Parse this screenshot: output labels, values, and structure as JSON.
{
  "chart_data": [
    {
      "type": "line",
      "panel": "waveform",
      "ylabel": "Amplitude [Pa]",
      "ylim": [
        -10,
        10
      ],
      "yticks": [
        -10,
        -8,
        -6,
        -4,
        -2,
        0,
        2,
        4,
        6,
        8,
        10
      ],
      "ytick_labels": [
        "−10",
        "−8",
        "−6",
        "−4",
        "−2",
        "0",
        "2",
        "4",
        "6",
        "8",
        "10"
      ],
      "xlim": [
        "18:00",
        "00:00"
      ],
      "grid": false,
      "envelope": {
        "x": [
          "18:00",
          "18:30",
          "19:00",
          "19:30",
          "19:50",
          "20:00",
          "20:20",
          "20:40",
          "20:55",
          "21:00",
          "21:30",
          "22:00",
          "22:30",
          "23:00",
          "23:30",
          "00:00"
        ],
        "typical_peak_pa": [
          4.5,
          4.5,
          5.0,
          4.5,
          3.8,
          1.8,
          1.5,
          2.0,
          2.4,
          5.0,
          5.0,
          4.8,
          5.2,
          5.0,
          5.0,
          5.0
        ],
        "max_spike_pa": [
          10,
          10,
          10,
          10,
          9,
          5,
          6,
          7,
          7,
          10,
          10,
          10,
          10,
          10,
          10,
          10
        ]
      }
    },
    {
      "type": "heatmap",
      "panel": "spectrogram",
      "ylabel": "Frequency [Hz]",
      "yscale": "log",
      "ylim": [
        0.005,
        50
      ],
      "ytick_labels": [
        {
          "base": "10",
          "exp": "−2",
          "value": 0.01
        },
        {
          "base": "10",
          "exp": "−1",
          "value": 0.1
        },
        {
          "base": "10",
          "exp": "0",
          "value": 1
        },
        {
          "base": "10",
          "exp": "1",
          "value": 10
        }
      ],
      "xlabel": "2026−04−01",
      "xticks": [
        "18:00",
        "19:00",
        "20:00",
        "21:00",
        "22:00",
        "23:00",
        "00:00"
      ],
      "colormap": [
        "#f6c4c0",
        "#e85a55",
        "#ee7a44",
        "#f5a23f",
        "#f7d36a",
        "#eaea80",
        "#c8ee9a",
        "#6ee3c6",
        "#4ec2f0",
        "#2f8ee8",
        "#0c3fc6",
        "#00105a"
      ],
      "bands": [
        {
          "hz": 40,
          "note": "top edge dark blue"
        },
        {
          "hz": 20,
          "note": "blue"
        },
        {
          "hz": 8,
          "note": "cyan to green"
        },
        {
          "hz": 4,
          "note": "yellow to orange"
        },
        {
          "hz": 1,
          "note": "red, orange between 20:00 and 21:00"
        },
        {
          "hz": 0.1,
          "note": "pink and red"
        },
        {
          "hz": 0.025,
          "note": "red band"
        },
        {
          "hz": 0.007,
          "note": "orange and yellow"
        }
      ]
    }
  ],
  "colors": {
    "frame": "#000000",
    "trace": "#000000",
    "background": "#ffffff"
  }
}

####

◆ **Do this**
From the material above, copy each line that includes the word "yellow".

◆ **Response for this exercise**
          "note": "yellow to orange"
          "note": "orange and yellow"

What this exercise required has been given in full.